Portanto, Coimbra, esquerda estudantil, assembleias magnas, Associação Académica e conspiratas da manhã à noite. Nesse cocktail tão perigoso quão generoso, Cunhal foi adquirindo o estatuto (merecido) de herói. Só era ultrapassado pelo Che [erro crasso, admito-o hoje em dia: teoricamente o Che era uma nulidade e Cunhal sabia a sério da poda, era persistente, inteligente e construiu um partido bolchevique, o último partido bolchevique (estou a escrever bolchevique e não bolchevista, caro José, leitor que me vai escalpelizar tudo isto à lupa...)] da história europeia e, quiçá, mundial. Com a fuga de Peniche, o mito cresceu ainda mais: à inteligência brilhante, ao heroísmo perante a PIDE, acrescia a aura do fugitivo audaz e do artista delicado cujos desenhos começavam a aparecer. Com o “Até amanhã camaradas”, que alguns, desde logo, lhe atribuíram, la boucle fut bouclée. Cunhal entrava directo no Valhala dos heróis míticos que dão nome e substância à saga gloriosa e sangrenta do socialismo europeu. Depois da sagrada trilogia (Marx, Engels e Lenin), depois, mas já perto, dos arcanjos (Jaurés, Rosa Luxemburgo, Liebknecht Trotsky, Thorez, Dimitrov, Togliatti e tutti quanti) é Cunhal que vem, ensombrado é certo pela vizinha Ibarruri que, se é mais emblemática, não tem a mesma dimensão da construção de um partido coeso, disciplinado, actuante e que, queira-se ou não, determinou em larguíssima medida os destinos de Portugal.
□ □ □ □ □ □ □
» **INSTRUÇÃO DADA A**:
Responde com base no texto sobre Cunhal:
(i) De onde foi a fuga que fez crescer ainda mais o mito?
(ii) Que três nomes compõem a "sagrada trilogia"?
(iii) Que tipo de partido construiu Cunhal, segundo o autor?

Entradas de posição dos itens
□ □ □ □ □ □ □
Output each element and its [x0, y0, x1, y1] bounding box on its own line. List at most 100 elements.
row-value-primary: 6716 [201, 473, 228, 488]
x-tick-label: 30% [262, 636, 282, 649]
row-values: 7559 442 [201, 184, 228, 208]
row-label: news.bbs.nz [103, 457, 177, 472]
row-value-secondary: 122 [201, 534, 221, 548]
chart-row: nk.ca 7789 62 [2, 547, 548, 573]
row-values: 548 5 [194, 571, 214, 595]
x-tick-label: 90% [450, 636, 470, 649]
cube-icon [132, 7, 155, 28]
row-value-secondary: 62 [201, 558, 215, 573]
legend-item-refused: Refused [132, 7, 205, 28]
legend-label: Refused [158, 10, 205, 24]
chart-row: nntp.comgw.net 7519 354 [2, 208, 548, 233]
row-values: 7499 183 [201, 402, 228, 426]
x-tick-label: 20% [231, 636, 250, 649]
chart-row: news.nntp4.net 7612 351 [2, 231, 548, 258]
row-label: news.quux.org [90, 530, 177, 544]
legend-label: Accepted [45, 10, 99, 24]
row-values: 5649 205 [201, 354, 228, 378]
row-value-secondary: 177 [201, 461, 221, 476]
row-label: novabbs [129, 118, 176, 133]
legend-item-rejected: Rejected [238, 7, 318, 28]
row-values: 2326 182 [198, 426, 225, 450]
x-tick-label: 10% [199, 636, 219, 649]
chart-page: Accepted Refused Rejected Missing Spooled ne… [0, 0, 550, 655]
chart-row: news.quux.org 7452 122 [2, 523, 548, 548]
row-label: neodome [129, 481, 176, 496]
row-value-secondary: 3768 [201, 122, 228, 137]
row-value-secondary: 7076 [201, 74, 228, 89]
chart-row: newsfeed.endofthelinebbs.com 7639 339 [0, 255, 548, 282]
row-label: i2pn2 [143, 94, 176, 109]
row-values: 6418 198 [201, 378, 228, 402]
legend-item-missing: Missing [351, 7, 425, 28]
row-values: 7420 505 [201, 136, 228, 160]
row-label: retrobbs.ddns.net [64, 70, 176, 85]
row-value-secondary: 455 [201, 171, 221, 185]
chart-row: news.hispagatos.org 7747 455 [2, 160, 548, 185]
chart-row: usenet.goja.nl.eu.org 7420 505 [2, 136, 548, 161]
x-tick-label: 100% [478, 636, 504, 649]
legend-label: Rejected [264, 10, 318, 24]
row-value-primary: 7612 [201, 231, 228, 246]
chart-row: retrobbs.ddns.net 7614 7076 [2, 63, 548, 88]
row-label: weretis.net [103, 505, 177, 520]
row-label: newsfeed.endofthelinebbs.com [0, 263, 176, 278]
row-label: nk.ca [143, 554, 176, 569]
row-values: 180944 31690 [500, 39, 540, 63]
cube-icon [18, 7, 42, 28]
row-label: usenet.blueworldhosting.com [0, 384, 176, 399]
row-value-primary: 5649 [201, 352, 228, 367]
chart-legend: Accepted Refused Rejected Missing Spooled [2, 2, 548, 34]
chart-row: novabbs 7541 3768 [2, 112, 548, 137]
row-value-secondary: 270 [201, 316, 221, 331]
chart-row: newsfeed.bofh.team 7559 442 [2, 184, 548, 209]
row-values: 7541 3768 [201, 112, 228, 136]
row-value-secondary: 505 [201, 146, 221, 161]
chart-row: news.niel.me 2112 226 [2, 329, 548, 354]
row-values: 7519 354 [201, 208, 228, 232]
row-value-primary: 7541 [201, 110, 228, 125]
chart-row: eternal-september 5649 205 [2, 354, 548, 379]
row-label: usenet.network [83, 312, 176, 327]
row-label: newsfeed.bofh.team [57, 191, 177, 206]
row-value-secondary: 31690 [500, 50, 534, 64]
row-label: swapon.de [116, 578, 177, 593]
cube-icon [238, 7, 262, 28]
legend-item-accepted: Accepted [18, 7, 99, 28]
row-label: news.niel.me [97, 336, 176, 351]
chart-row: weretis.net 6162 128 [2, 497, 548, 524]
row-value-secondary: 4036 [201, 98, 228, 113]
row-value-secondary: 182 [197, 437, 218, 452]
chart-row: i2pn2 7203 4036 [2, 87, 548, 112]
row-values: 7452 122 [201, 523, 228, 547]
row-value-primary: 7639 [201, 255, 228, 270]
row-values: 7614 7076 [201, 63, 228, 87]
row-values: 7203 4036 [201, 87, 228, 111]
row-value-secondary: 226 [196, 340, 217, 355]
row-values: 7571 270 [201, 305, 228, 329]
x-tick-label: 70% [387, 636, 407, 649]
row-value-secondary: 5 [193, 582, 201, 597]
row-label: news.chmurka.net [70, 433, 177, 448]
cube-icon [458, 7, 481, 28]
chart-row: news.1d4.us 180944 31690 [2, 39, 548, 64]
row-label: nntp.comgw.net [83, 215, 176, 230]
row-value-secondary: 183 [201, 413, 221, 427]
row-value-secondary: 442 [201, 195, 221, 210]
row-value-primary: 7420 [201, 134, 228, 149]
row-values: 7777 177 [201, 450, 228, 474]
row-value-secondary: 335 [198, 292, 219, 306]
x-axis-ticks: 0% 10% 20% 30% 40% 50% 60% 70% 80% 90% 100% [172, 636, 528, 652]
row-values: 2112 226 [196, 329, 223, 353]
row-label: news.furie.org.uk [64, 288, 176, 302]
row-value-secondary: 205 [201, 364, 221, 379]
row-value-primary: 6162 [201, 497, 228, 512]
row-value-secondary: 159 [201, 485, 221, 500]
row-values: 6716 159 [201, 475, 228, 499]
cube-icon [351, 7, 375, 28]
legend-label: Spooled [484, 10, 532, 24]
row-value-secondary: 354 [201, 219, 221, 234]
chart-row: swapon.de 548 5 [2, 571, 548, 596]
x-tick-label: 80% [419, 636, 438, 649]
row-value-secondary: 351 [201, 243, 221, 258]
□ □ □ □ □ □ □
» **INSTRUÇÃO DADA B**: Duplica as linhas das entradas de posição dos itens, começando pela primeira e seguindo até à linha que contém "x-tick-label: 20% [231, 636, 250, 649]", ambas incluídas.

» **RESULTADO CORRETO A**:
(i) De Peniche.
(ii) Marx, Engels e Lenin.
(iii) Um partido bolchevique, o último partido bolchevique.

» **RESULTADO CORRETO B**:
Output each element and its [x0, y0, x1, y1] bounding box on its own line. List at most 100 elements.
row-value-primary: 6716 [201, 473, 228, 488]
x-tick-label: 30% [262, 636, 282, 649]
row-values: 7559 442 [201, 184, 228, 208]
row-label: news.bbs.nz [103, 457, 177, 472]
row-value-secondary: 122 [201, 534, 221, 548]
chart-row: nk.ca 7789 62 [2, 547, 548, 573]
row-values: 548 5 [194, 571, 214, 595]
x-tick-label: 90% [450, 636, 470, 649]
cube-icon [132, 7, 155, 28]
row-value-secondary: 62 [201, 558, 215, 573]
legend-item-refused: Refused [132, 7, 205, 28]
legend-label: Refused [158, 10, 205, 24]
chart-row: nntp.comgw.net 7519 354 [2, 208, 548, 233]
row-values: 7499 183 [201, 402, 228, 426]
x-tick-label: 20% [231, 636, 250, 649]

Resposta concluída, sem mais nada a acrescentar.